# Required work:
Images appear in the records below; leave them out and repeat everything else exactly.

• • •

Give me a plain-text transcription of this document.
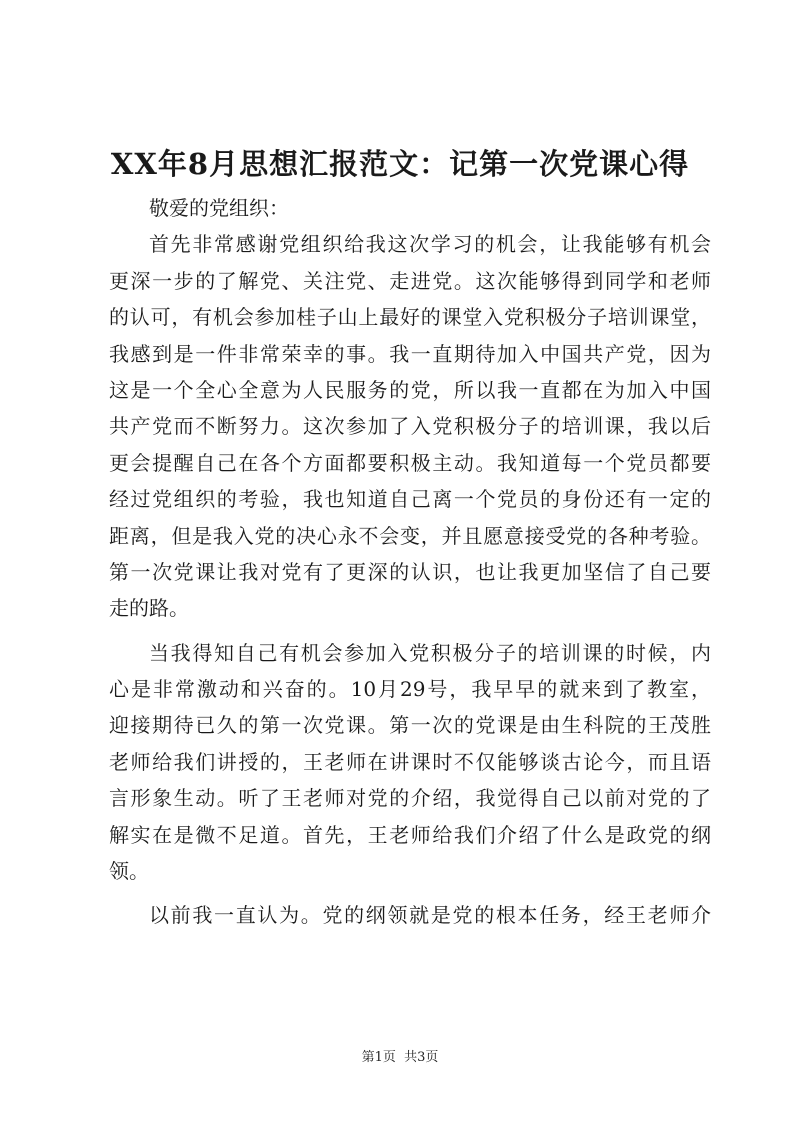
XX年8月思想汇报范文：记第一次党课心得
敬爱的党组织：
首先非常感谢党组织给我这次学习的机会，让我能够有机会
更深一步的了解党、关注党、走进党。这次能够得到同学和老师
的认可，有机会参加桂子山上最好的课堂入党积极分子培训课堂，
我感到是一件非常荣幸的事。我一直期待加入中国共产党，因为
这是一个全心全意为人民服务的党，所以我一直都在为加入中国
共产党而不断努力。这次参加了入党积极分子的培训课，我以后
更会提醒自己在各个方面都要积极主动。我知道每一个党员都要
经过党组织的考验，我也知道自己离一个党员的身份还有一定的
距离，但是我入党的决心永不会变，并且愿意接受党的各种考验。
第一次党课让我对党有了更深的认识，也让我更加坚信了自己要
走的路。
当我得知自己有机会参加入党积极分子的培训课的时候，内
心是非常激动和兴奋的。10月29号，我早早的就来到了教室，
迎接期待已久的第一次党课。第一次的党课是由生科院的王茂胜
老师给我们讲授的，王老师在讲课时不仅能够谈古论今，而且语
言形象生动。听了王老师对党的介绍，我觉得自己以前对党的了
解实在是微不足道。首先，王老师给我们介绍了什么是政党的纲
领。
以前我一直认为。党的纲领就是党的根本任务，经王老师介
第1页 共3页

• • •

# Exercise solution:
Give me a plain-text transcription of this document.
XX年8月思想汇报范文：记第一次党课心得
敬爱的党组织：
首先非常感谢党组织给我这次学习的机会，让我能够有机会
更深一步的了解党、关注党、走进党。这次能够得到同学和老师
的认可，有机会参加桂子山上最好的课堂入党积极分子培训课堂，
我感到是一件非常荣幸的事。我一直期待加入中国共产党，因为
这是一个全心全意为人民服务的党，所以我一直都在为加入中国
共产党而不断努力。这次参加了入党积极分子的培训课，我以后
更会提醒自己在各个方面都要积极主动。我知道每一个党员都要
经过党组织的考验，我也知道自己离一个党员的身份还有一定的
距离，但是我入党的决心永不会变，并且愿意接受党的各种考验。
第一次党课让我对党有了更深的认识，也让我更加坚信了自己要
走的路。
当我得知自己有机会参加入党积极分子的培训课的时候，内
心是非常激动和兴奋的。10月29号，我早早的就来到了教室，
迎接期待已久的第一次党课。第一次的党课是由生科院的王茂胜
老师给我们讲授的，王老师在讲课时不仅能够谈古论今，而且语
言形象生动。听了王老师对党的介绍，我觉得自己以前对党的了
解实在是微不足道。首先，王老师给我们介绍了什么是政党的纲
领。
以前我一直认为。党的纲领就是党的根本任务，经王老师介
第1页 共3页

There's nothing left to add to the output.